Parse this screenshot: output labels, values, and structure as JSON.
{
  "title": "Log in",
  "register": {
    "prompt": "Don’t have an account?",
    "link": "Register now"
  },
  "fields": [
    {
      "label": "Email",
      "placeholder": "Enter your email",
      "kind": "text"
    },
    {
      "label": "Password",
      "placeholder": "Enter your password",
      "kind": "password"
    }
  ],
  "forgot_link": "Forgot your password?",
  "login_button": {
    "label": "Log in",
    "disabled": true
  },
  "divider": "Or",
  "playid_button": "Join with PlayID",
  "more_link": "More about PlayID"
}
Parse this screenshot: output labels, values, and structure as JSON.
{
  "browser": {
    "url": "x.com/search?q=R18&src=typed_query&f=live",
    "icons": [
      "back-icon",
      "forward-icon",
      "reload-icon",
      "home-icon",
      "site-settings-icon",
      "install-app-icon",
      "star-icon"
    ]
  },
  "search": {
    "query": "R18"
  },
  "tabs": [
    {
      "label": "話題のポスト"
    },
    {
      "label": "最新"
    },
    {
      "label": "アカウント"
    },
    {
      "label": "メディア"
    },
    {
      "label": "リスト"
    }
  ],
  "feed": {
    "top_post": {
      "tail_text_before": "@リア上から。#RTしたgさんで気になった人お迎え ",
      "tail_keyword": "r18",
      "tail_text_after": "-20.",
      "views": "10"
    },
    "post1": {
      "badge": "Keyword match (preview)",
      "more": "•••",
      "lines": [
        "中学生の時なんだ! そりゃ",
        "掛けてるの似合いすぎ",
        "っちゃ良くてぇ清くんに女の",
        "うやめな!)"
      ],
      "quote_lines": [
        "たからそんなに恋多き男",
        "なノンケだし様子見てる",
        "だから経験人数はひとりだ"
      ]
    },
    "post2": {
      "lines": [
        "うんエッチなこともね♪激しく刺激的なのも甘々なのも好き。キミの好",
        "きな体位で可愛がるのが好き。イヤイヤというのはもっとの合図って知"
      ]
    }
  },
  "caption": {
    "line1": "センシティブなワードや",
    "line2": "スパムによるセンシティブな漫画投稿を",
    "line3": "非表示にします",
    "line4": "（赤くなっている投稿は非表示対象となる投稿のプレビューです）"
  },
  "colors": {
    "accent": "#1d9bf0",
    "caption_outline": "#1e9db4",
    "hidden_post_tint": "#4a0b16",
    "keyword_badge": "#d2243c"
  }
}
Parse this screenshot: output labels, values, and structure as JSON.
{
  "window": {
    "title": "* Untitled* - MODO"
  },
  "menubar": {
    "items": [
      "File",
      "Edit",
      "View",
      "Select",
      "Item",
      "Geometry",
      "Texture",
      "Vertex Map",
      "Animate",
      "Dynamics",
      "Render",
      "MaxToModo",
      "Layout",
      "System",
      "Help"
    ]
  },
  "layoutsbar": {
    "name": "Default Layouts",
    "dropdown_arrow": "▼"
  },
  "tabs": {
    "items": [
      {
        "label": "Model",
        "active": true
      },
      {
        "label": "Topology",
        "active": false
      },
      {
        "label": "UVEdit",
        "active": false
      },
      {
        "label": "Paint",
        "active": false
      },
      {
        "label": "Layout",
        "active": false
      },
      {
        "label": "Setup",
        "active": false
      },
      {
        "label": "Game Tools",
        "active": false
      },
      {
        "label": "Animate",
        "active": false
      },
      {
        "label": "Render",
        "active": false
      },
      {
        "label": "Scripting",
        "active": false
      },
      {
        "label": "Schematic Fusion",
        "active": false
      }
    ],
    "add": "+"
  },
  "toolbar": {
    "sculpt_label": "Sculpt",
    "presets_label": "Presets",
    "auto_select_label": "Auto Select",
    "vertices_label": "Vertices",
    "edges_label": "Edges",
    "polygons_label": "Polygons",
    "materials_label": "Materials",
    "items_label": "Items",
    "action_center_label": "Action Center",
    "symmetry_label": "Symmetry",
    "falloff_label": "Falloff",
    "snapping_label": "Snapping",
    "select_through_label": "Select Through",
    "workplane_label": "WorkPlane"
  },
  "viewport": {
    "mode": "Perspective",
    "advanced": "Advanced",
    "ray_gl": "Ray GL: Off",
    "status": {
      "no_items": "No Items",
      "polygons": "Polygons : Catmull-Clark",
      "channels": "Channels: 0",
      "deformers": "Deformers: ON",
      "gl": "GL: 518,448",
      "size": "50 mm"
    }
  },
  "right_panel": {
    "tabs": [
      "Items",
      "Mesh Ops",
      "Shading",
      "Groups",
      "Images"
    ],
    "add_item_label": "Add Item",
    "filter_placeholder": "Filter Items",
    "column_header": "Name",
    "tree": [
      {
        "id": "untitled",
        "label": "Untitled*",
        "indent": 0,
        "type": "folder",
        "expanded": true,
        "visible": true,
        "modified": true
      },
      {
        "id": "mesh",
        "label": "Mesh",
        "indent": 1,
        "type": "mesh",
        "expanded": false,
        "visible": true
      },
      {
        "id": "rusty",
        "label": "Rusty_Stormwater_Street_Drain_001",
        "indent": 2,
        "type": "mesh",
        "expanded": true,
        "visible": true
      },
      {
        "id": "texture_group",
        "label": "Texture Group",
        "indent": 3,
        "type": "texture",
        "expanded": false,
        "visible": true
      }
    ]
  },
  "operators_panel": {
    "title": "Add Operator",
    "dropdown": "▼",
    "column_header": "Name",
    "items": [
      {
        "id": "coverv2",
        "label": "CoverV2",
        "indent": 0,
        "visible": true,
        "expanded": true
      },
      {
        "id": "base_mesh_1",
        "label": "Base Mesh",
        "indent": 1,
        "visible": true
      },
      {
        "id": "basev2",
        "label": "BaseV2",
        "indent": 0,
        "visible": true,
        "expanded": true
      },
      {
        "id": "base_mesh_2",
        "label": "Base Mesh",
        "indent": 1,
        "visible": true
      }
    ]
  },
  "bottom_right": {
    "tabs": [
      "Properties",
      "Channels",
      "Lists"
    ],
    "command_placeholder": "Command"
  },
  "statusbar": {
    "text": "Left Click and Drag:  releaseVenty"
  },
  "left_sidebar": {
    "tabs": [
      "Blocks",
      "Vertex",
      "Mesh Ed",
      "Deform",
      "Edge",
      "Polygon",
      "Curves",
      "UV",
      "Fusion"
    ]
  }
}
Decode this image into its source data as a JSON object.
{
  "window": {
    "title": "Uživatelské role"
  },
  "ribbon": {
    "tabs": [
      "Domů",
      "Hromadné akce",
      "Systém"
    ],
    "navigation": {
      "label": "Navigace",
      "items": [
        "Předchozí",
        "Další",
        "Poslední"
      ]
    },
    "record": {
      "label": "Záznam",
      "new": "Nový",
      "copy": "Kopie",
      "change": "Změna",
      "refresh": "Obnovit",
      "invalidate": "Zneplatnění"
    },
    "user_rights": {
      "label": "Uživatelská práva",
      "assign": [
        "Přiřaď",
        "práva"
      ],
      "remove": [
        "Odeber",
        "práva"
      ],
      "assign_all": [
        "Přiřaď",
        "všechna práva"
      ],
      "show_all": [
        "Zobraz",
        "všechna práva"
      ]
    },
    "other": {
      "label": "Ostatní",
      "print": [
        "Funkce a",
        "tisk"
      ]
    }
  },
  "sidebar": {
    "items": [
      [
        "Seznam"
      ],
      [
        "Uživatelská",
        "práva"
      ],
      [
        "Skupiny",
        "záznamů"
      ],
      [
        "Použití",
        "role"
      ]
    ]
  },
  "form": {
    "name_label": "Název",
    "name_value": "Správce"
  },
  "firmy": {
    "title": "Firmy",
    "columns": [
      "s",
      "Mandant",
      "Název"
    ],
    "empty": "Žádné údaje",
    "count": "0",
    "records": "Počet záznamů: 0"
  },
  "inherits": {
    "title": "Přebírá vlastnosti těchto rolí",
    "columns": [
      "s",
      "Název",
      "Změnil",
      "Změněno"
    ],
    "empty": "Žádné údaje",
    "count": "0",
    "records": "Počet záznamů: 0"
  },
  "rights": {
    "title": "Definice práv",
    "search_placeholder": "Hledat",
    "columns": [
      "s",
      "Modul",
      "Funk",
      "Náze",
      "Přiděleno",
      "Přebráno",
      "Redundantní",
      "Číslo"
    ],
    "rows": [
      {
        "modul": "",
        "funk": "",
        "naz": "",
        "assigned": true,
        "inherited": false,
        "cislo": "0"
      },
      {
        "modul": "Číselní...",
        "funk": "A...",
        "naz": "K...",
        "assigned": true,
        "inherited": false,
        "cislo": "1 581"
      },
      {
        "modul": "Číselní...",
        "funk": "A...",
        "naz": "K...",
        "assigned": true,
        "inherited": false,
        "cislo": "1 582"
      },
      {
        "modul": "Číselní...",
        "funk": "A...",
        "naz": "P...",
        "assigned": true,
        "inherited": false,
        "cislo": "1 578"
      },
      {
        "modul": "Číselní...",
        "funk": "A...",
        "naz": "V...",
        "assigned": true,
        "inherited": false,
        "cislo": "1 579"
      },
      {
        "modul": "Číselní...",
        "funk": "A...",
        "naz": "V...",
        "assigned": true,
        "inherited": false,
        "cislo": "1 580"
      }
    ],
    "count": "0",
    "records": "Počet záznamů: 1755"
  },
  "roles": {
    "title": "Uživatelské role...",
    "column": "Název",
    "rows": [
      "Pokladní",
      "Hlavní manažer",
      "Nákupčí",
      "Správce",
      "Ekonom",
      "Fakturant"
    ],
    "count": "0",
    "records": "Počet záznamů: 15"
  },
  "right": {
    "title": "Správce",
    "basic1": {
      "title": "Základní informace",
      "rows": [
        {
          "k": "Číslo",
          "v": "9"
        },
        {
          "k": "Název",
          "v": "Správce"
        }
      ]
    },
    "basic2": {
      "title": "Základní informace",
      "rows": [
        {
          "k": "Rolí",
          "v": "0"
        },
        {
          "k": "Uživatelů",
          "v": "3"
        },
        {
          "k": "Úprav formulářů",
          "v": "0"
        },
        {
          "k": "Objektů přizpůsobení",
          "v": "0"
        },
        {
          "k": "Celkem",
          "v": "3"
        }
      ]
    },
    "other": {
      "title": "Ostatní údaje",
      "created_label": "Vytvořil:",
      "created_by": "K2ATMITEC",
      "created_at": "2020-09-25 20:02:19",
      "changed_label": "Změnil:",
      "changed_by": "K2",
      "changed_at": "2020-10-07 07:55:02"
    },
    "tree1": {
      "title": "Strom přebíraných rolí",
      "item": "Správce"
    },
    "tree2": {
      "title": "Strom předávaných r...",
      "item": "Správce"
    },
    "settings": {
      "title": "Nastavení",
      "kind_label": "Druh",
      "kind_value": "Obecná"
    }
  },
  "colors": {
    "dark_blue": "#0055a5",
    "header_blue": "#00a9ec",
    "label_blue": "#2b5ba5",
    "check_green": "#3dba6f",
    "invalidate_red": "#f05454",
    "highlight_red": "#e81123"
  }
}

━━━━━━━━━━

- [TASK BRIEF] Looking at the records above, report how many lines contain the word "cislo". Answer with the number only.

- [THE SOLUTION] 6